## Given task
Pictures aside, write out every record exactly as it appears.

## Data

----------------------------------------

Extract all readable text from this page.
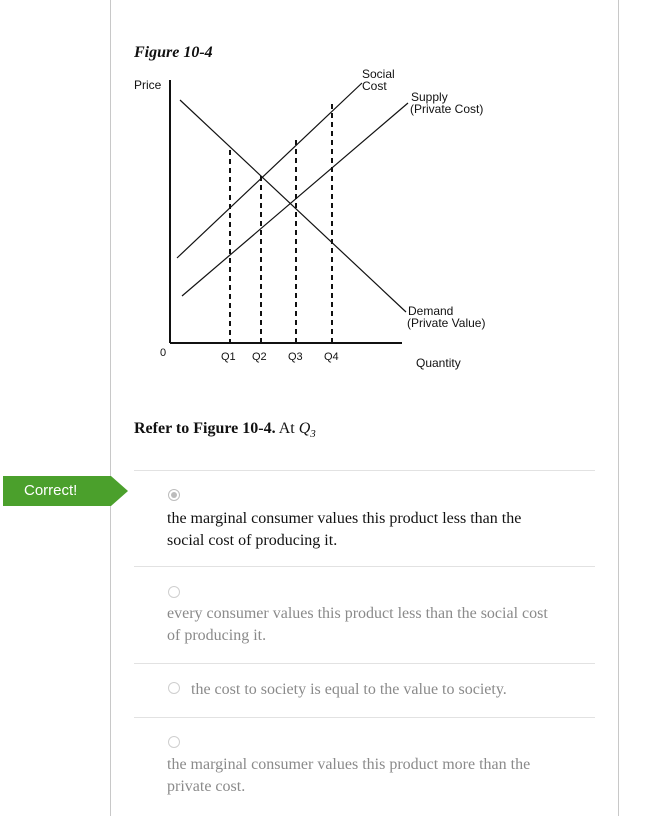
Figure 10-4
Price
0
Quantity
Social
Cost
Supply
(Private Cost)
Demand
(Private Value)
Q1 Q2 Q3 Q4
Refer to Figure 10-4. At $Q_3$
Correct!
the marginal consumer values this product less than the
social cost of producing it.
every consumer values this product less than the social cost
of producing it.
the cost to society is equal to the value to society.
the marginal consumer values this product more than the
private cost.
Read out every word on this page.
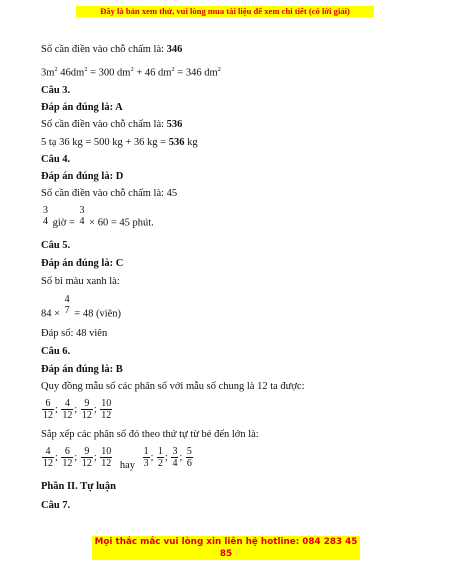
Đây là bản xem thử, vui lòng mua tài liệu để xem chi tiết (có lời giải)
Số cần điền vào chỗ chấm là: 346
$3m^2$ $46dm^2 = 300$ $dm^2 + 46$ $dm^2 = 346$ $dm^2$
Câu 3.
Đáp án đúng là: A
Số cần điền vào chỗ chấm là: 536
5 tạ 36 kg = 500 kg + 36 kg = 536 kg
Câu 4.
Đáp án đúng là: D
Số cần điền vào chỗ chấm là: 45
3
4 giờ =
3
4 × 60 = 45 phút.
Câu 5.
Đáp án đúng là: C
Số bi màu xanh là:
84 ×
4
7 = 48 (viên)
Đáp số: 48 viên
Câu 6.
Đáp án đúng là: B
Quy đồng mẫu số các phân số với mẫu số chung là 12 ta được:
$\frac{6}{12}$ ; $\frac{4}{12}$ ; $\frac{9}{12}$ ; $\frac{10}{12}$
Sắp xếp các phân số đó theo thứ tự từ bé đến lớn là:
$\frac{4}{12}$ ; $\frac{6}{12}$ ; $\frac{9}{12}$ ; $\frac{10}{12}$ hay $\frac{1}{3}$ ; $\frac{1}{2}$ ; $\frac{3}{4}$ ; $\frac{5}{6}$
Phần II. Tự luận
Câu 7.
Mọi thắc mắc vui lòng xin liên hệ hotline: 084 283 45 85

----------------------------------------

## The solution
Extract all readable text from this page.
Figure 10-4
Price
0
Quantity
Social
Cost
Supply
(Private Cost)
Demand
(Private Value)
Q1 Q2 Q3 Q4
Refer to Figure 10-4. At $Q_3$
Correct!
the marginal consumer values this product less than the
social cost of producing it.
every consumer values this product less than the social cost
of producing it.
the cost to society is equal to the value to society.
the marginal consumer values this product more than the
private cost.
Read out every word on this page.
Đây là bản xem thử, vui lòng mua tài liệu để xem chi tiết (có lời giải)
Số cần điền vào chỗ chấm là: 346
$3m^2$ $46dm^2 = 300$ $dm^2 + 46$ $dm^2 = 346$ $dm^2$
Câu 3.
Đáp án đúng là: A
Số cần điền vào chỗ chấm là: 536
5 tạ 36 kg = 500 kg + 36 kg = 536 kg
Câu 4.
Đáp án đúng là: D
Số cần điền vào chỗ chấm là: 45
3
4 giờ =
3
4 × 60 = 45 phút.
Câu 5.
Đáp án đúng là: C
Số bi màu xanh là:
84 ×
4
7 = 48 (viên)
Đáp số: 48 viên
Câu 6.
Đáp án đúng là: B
Quy đồng mẫu số các phân số với mẫu số chung là 12 ta được:
$\frac{6}{12}$ ; $\frac{4}{12}$ ; $\frac{9}{12}$ ; $\frac{10}{12}$
Sắp xếp các phân số đó theo thứ tự từ bé đến lớn là:
$\frac{4}{12}$ ; $\frac{6}{12}$ ; $\frac{9}{12}$ ; $\frac{10}{12}$ hay $\frac{1}{3}$ ; $\frac{1}{2}$ ; $\frac{3}{4}$ ; $\frac{5}{6}$
Phần II. Tự luận
Câu 7.
Mọi thắc mắc vui lòng xin liên hệ hotline: 084 283 45 85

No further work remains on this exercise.